REQUIREMENTS: Repeat every entry in the listing below, exactly.

(Raw records)

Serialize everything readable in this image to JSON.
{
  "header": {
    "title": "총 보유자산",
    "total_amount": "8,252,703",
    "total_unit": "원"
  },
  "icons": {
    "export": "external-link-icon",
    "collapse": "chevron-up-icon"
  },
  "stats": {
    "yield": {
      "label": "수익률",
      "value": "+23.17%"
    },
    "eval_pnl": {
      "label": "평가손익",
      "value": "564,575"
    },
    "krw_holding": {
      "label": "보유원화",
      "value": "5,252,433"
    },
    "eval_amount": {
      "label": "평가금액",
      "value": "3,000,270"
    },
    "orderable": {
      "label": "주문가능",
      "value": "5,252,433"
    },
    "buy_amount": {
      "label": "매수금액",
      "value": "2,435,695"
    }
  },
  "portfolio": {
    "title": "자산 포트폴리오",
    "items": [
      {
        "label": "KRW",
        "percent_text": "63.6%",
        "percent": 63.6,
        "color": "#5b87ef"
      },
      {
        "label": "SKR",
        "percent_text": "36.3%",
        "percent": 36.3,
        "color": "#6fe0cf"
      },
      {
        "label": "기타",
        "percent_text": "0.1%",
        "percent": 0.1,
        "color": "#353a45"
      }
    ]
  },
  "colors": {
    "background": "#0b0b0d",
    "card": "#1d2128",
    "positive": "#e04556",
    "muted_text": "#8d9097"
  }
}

ANSWER TO THE PROBLEM:
Serialize everything readable in this image to JSON.
{
  "header": {
    "title": "총 보유자산",
    "total_amount": "8,252,703",
    "total_unit": "원"
  },
  "icons": {
    "export": "external-link-icon",
    "collapse": "chevron-up-icon"
  },
  "stats": {
    "yield": {
      "label": "수익률",
      "value": "+23.17%"
    },
    "eval_pnl": {
      "label": "평가손익",
      "value": "564,575"
    },
    "krw_holding": {
      "label": "보유원화",
      "value": "5,252,433"
    },
    "eval_amount": {
      "label": "평가금액",
      "value": "3,000,270"
    },
    "orderable": {
      "label": "주문가능",
      "value": "5,252,433"
    },
    "buy_amount": {
      "label": "매수금액",
      "value": "2,435,695"
    }
  },
  "portfolio": {
    "title": "자산 포트폴리오",
    "items": [
      {
        "label": "KRW",
        "percent_text": "63.6%",
        "percent": 63.6,
        "color": "#5b87ef"
      },
      {
        "label": "SKR",
        "percent_text": "36.3%",
        "percent": 36.3,
        "color": "#6fe0cf"
      },
      {
        "label": "기타",
        "percent_text": "0.1%",
        "percent": 0.1,
        "color": "#353a45"
      }
    ]
  },
  "colors": {
    "background": "#0b0b0d",
    "card": "#1d2128",
    "positive": "#e04556",
    "muted_text": "#8d9097"
  }
}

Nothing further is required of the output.